Report all lines from the entries below in which "strip" appears.

Rows from a figure dataset:
______________________________
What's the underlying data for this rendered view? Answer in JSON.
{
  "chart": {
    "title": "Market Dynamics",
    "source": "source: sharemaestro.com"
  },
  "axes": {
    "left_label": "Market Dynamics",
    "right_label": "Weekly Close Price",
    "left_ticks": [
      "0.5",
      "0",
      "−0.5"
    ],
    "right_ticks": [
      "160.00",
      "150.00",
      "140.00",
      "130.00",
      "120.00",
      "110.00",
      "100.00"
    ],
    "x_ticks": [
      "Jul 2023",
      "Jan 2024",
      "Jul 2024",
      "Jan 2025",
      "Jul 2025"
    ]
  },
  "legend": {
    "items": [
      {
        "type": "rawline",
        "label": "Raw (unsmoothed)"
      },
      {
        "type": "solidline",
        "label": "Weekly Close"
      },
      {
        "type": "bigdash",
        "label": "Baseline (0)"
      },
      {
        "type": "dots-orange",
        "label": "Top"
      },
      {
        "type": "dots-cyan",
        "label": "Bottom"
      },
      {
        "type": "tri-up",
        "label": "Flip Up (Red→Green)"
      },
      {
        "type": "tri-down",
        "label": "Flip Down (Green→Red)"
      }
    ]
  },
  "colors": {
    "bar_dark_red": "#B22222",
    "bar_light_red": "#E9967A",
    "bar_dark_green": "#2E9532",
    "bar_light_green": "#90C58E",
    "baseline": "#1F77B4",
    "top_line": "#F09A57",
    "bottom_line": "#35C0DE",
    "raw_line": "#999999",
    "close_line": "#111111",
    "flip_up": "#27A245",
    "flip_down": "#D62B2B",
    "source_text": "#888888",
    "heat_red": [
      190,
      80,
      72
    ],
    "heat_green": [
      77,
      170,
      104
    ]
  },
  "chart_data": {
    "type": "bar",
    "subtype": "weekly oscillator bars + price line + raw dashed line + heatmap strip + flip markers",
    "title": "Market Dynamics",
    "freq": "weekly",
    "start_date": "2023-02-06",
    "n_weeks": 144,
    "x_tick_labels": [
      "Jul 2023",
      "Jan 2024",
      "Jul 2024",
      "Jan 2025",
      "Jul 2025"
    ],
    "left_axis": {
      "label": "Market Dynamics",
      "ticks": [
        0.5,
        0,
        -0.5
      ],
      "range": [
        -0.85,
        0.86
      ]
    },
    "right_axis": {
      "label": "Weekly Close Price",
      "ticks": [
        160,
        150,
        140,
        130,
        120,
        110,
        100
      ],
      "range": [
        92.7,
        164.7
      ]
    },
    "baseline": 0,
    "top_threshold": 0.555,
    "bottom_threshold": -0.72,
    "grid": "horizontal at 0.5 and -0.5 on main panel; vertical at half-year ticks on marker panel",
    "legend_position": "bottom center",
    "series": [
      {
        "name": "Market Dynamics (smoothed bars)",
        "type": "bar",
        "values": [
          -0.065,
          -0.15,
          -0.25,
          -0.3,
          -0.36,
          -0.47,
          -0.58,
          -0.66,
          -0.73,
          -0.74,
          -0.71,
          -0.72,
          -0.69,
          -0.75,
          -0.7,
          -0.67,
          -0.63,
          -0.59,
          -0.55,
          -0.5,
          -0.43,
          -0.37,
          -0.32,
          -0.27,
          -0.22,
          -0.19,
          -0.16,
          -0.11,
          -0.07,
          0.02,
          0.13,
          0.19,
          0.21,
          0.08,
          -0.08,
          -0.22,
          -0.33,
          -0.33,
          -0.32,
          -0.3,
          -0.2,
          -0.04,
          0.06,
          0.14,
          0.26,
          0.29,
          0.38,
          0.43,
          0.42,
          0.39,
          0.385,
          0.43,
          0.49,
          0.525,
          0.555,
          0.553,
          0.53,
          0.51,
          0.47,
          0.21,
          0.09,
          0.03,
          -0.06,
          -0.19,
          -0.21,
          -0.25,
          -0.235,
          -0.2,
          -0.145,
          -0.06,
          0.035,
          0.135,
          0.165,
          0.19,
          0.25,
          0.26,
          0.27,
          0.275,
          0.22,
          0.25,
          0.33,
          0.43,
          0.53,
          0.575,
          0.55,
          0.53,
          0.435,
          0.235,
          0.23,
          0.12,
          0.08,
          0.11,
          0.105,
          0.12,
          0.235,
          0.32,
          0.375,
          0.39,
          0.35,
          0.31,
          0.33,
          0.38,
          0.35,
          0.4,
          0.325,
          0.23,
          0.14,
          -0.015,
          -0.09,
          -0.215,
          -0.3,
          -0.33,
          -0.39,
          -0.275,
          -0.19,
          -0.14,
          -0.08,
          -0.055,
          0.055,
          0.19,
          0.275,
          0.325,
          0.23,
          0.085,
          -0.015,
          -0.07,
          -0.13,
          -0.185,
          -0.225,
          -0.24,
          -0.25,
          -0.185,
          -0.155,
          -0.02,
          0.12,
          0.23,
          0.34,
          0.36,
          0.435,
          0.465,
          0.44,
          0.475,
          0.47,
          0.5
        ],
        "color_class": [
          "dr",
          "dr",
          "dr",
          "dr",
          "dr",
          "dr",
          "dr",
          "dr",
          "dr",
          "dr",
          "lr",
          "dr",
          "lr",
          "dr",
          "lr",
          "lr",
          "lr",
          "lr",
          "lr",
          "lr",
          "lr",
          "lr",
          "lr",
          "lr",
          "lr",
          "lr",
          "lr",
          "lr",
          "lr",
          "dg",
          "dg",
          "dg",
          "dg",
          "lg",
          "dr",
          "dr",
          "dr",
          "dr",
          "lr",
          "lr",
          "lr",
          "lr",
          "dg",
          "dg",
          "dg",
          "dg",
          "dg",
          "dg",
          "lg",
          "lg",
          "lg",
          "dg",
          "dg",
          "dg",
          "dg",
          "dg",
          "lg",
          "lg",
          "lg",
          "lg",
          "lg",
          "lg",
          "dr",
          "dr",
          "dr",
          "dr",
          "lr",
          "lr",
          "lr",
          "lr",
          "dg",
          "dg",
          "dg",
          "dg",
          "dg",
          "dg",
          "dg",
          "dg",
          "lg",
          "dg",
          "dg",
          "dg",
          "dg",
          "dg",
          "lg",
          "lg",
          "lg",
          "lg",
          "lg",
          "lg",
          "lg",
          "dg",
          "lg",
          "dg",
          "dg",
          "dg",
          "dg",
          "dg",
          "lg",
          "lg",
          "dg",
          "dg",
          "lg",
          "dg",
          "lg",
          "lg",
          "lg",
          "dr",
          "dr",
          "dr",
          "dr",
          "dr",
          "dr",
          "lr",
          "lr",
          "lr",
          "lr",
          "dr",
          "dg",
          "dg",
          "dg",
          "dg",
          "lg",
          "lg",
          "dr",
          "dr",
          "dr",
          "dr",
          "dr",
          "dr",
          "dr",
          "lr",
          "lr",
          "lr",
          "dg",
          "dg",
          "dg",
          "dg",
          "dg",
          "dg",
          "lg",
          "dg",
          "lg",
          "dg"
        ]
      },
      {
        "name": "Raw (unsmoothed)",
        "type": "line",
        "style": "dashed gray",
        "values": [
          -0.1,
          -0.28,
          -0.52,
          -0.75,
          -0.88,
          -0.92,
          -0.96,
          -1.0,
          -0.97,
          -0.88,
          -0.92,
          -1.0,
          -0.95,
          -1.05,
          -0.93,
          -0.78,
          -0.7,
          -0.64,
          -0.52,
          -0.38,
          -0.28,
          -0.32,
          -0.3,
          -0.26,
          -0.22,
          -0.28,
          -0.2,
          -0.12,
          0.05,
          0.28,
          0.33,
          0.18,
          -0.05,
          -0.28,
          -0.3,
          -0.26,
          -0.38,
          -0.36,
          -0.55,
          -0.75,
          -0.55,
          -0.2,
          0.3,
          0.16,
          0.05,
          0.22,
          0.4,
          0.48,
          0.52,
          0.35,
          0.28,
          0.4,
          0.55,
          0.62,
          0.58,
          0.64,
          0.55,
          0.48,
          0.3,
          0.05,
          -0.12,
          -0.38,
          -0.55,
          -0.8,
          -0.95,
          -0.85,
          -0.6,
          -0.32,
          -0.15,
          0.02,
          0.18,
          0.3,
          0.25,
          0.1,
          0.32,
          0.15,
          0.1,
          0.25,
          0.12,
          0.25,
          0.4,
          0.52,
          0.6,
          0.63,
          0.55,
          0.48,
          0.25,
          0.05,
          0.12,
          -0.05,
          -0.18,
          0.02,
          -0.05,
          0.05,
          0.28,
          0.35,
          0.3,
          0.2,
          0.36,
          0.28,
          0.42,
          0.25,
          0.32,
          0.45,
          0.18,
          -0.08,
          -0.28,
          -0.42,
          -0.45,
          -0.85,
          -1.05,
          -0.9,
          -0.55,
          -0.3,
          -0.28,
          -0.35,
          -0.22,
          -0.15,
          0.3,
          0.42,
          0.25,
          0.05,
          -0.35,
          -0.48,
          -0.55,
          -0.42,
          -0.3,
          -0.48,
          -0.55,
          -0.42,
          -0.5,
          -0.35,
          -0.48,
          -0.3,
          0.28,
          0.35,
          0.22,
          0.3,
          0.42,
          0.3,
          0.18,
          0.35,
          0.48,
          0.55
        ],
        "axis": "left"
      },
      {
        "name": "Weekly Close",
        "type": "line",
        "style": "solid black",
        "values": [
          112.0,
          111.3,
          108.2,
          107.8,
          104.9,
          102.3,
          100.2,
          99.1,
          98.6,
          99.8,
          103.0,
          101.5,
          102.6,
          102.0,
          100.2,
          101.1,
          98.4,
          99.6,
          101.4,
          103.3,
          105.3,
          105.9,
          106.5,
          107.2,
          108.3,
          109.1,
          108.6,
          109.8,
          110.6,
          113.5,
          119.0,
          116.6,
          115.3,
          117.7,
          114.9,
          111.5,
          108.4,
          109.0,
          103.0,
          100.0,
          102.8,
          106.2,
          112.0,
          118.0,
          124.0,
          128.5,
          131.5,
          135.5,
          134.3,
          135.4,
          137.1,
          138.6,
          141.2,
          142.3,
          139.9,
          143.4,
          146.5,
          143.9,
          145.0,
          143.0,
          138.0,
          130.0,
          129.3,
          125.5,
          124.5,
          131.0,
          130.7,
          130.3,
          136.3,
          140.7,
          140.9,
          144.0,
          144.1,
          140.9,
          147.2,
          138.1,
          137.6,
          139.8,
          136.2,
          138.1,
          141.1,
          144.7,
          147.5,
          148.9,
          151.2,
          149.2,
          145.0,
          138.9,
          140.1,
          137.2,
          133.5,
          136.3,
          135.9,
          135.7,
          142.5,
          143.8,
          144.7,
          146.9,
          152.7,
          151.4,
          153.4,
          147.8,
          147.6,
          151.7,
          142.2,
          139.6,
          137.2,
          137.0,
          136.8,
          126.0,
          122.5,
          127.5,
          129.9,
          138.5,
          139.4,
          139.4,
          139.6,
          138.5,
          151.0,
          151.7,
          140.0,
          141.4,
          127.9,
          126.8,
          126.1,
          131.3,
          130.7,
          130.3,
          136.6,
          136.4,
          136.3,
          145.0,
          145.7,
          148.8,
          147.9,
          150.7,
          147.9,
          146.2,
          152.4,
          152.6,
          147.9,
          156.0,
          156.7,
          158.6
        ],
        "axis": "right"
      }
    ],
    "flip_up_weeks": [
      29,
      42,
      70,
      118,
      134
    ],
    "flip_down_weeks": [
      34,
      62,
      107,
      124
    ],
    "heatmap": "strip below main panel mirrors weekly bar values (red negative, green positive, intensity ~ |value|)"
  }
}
______________________________
| Complete answer |
    "subtype": "weekly oscillator bars + price line + raw dashed line + heatmap strip + flip markers",
    "heatmap": "strip below main panel mirrors weekly bar values (red negative, green positive, intensity ~ |value|)"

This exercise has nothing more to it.